====== STORED RECORDS ======

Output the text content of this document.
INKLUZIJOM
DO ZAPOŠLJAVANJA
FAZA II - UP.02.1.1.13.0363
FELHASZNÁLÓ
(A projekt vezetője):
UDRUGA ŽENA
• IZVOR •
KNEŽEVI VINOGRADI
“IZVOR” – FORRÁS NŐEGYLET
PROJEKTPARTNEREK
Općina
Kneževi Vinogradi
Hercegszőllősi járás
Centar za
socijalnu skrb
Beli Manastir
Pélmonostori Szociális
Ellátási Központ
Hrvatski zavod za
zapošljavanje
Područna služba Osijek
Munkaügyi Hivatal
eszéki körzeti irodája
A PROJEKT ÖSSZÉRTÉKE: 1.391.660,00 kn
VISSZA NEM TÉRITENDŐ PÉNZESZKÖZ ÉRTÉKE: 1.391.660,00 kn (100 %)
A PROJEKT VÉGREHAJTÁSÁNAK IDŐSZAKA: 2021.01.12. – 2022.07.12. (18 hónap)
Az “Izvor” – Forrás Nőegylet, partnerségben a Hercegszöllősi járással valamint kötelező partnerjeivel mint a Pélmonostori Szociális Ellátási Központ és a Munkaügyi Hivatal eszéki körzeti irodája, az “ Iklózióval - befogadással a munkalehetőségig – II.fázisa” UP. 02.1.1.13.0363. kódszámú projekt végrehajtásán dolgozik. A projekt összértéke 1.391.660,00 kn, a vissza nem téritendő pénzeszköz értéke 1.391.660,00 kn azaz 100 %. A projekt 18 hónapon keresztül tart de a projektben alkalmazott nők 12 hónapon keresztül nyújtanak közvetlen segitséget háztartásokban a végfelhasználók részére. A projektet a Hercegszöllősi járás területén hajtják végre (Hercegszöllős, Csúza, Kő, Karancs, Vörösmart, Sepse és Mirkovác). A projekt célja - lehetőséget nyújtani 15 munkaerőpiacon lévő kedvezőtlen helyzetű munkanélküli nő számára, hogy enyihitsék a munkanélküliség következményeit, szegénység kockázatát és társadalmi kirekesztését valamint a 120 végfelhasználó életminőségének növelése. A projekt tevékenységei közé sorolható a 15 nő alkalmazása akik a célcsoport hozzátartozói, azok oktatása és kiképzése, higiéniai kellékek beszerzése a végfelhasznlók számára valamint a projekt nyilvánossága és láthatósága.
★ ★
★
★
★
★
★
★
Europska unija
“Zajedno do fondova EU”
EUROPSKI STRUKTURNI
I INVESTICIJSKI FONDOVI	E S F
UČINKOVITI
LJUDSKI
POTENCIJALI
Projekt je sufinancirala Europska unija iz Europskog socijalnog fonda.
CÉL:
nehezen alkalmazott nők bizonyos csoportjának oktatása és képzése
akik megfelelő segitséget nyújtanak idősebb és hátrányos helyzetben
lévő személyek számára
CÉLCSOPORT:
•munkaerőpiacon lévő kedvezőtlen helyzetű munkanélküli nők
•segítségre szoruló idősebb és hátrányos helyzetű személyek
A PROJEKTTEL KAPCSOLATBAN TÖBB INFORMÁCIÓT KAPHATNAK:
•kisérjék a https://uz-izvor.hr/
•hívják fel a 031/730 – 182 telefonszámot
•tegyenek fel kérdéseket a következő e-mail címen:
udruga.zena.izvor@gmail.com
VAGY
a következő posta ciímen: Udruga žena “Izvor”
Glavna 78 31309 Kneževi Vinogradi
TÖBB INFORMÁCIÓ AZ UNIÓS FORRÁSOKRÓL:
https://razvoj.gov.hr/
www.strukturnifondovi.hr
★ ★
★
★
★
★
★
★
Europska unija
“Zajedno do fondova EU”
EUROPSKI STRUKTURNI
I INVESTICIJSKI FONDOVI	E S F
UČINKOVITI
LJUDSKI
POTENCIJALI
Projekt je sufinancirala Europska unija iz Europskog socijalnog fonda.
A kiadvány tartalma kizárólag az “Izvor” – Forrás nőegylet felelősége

======

REQUIRED WORK: Take the lines above and print them exactly.

TASK RESPONSE:
Output the text content of this document.
INKLUZIJOM
DO ZAPOŠLJAVANJA
FAZA II - UP.02.1.1.13.0363
FELHASZNÁLÓ
(A projekt vezetője):
UDRUGA ŽENA
• IZVOR •
KNEŽEVI VINOGRADI
“IZVOR” – FORRÁS NŐEGYLET
PROJEKTPARTNEREK
Općina
Kneževi Vinogradi
Hercegszőllősi járás
Centar za
socijalnu skrb
Beli Manastir
Pélmonostori Szociális
Ellátási Központ
Hrvatski zavod za
zapošljavanje
Područna služba Osijek
Munkaügyi Hivatal
eszéki körzeti irodája
A PROJEKT ÖSSZÉRTÉKE: 1.391.660,00 kn
VISSZA NEM TÉRITENDŐ PÉNZESZKÖZ ÉRTÉKE: 1.391.660,00 kn (100 %)
A PROJEKT VÉGREHAJTÁSÁNAK IDŐSZAKA: 2021.01.12. – 2022.07.12. (18 hónap)
Az “Izvor” – Forrás Nőegylet, partnerségben a Hercegszöllősi járással valamint kötelező partnerjeivel mint a Pélmonostori Szociális Ellátási Központ és a Munkaügyi Hivatal eszéki körzeti irodája, az “ Iklózióval - befogadással a munkalehetőségig – II.fázisa” UP. 02.1.1.13.0363. kódszámú projekt végrehajtásán dolgozik. A projekt összértéke 1.391.660,00 kn, a vissza nem téritendő pénzeszköz értéke 1.391.660,00 kn azaz 100 %. A projekt 18 hónapon keresztül tart de a projektben alkalmazott nők 12 hónapon keresztül nyújtanak közvetlen segitséget háztartásokban a végfelhasználók részére. A projektet a Hercegszöllősi járás területén hajtják végre (Hercegszöllős, Csúza, Kő, Karancs, Vörösmart, Sepse és Mirkovác). A projekt célja - lehetőséget nyújtani 15 munkaerőpiacon lévő kedvezőtlen helyzetű munkanélküli nő számára, hogy enyihitsék a munkanélküliség következményeit, szegénység kockázatát és társadalmi kirekesztését valamint a 120 végfelhasználó életminőségének növelése. A projekt tevékenységei közé sorolható a 15 nő alkalmazása akik a célcsoport hozzátartozói, azok oktatása és kiképzése, higiéniai kellékek beszerzése a végfelhasznlók számára valamint a projekt nyilvánossága és láthatósága.
★ ★
★
★
★
★
★
★
Europska unija
“Zajedno do fondova EU”
EUROPSKI STRUKTURNI
I INVESTICIJSKI FONDOVI	E S F
UČINKOVITI
LJUDSKI
POTENCIJALI
Projekt je sufinancirala Europska unija iz Europskog socijalnog fonda.
CÉL:
nehezen alkalmazott nők bizonyos csoportjának oktatása és képzése
akik megfelelő segitséget nyújtanak idősebb és hátrányos helyzetben
lévő személyek számára
CÉLCSOPORT:
•munkaerőpiacon lévő kedvezőtlen helyzetű munkanélküli nők
•segítségre szoruló idősebb és hátrányos helyzetű személyek
A PROJEKTTEL KAPCSOLATBAN TÖBB INFORMÁCIÓT KAPHATNAK:
•kisérjék a https://uz-izvor.hr/
•hívják fel a 031/730 – 182 telefonszámot
•tegyenek fel kérdéseket a következő e-mail címen:
udruga.zena.izvor@gmail.com
VAGY
a következő posta ciímen: Udruga žena “Izvor”
Glavna 78 31309 Kneževi Vinogradi
TÖBB INFORMÁCIÓ AZ UNIÓS FORRÁSOKRÓL:
https://razvoj.gov.hr/
www.strukturnifondovi.hr
★ ★
★
★
★
★
★
★
Europska unija
“Zajedno do fondova EU”
EUROPSKI STRUKTURNI
I INVESTICIJSKI FONDOVI	E S F
UČINKOVITI
LJUDSKI
POTENCIJALI
Projekt je sufinancirala Europska unija iz Europskog socijalnog fonda.
A kiadvány tartalma kizárólag az “Izvor” – Forrás nőegylet felelősége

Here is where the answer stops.